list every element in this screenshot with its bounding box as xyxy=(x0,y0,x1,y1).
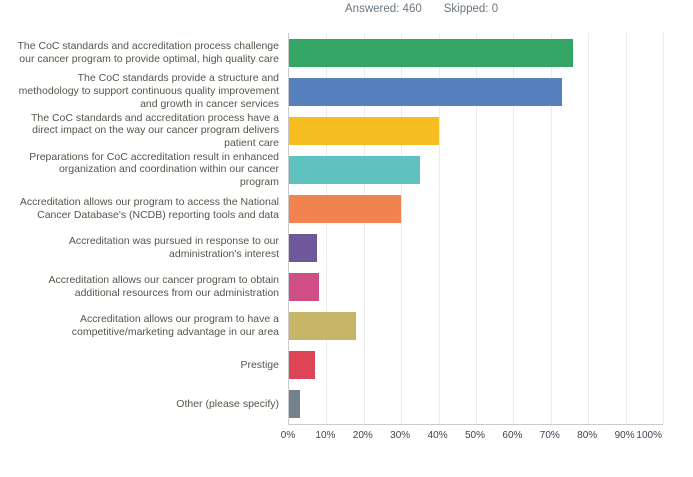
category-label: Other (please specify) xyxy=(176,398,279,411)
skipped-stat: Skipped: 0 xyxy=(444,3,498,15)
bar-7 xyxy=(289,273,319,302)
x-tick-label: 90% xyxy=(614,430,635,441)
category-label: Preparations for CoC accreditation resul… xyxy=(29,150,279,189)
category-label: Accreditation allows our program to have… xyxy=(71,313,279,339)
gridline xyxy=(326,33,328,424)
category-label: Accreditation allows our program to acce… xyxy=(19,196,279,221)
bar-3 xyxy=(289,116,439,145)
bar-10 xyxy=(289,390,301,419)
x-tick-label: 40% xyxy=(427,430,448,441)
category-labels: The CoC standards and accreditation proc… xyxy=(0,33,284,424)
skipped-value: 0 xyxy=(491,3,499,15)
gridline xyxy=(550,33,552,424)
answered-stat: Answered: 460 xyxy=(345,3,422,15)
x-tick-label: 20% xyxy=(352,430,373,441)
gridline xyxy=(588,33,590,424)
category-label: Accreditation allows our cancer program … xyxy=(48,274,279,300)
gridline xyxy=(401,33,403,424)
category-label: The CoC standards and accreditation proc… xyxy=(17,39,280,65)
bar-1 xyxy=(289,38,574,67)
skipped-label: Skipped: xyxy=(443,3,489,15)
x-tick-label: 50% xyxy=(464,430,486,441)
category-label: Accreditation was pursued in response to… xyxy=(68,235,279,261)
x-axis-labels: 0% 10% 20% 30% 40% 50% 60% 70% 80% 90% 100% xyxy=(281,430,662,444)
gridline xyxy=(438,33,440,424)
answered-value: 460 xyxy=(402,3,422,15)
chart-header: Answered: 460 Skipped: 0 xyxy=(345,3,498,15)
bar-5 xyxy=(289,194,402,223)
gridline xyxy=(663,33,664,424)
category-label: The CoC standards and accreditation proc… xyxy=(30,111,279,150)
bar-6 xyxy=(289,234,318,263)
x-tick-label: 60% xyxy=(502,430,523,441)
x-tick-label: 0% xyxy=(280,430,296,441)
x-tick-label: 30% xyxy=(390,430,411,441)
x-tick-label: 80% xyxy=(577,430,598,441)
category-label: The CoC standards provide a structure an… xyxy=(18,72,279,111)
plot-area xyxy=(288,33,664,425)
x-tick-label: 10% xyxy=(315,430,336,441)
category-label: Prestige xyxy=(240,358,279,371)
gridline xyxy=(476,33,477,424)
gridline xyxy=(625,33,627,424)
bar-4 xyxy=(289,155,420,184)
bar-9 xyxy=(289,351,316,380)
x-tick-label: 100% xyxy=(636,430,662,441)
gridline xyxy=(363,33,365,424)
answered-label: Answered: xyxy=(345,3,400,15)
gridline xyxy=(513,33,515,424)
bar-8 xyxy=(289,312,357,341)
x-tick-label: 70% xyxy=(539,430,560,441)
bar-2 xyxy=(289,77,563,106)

※ ※ ※

Entnimm den Einträgen oben sämtliche Zeilen und gib sie Zeichen für Zeichen wieder. Lass dabei die Bilder weg.

■ Lösung
list every element in this screenshot with its bounding box as xyxy=(x0,y0,x1,y1).
category-label: Other (please specify) xyxy=(176,398,279,411)
skipped-stat: Skipped: 0 xyxy=(444,3,498,15)
bar-7 xyxy=(289,273,319,302)
x-tick-label: 90% xyxy=(614,430,635,441)
category-label: Preparations for CoC accreditation resul… xyxy=(29,150,279,189)
category-label: Accreditation allows our program to have… xyxy=(71,313,279,339)
gridline xyxy=(326,33,328,424)
category-label: Accreditation allows our program to acce… xyxy=(19,196,279,221)
bar-3 xyxy=(289,116,439,145)
bar-10 xyxy=(289,390,301,419)
x-tick-label: 40% xyxy=(427,430,448,441)
category-labels: The CoC standards and accreditation proc… xyxy=(0,33,284,424)
skipped-value: 0 xyxy=(491,3,499,15)
gridline xyxy=(550,33,552,424)
answered-stat: Answered: 460 xyxy=(345,3,422,15)
x-tick-label: 20% xyxy=(352,430,373,441)
gridline xyxy=(588,33,590,424)
category-label: Accreditation allows our cancer program … xyxy=(48,274,279,300)
gridline xyxy=(401,33,403,424)
category-label: The CoC standards and accreditation proc… xyxy=(17,39,280,65)
bar-1 xyxy=(289,38,574,67)
skipped-label: Skipped: xyxy=(443,3,489,15)
x-tick-label: 50% xyxy=(464,430,486,441)
category-label: Accreditation was pursued in response to… xyxy=(68,235,279,261)
x-axis-labels: 0% 10% 20% 30% 40% 50% 60% 70% 80% 90% 100% xyxy=(281,430,662,444)
gridline xyxy=(438,33,440,424)
answered-value: 460 xyxy=(402,3,422,15)
chart-header: Answered: 460 Skipped: 0 xyxy=(345,3,498,15)
bar-5 xyxy=(289,194,402,223)
gridline xyxy=(663,33,664,424)
category-label: The CoC standards and accreditation proc… xyxy=(30,111,279,150)
bar-6 xyxy=(289,234,318,263)
x-tick-label: 60% xyxy=(502,430,523,441)
x-tick-label: 0% xyxy=(280,430,296,441)
x-tick-label: 30% xyxy=(390,430,411,441)
x-tick-label: 80% xyxy=(577,430,598,441)
category-label: The CoC standards provide a structure an… xyxy=(18,72,279,111)
plot-area xyxy=(288,33,664,425)
x-tick-label: 10% xyxy=(315,430,336,441)
category-label: Prestige xyxy=(240,358,279,371)
gridline xyxy=(476,33,477,424)
gridline xyxy=(625,33,627,424)
bar-4 xyxy=(289,155,420,184)
bar-9 xyxy=(289,351,316,380)
x-tick-label: 100% xyxy=(636,430,662,441)
gridline xyxy=(363,33,365,424)
answered-label: Answered: xyxy=(345,3,400,15)
gridline xyxy=(513,33,515,424)
bar-8 xyxy=(289,312,357,341)
x-tick-label: 70% xyxy=(539,430,560,441)
bar-2 xyxy=(289,77,563,106)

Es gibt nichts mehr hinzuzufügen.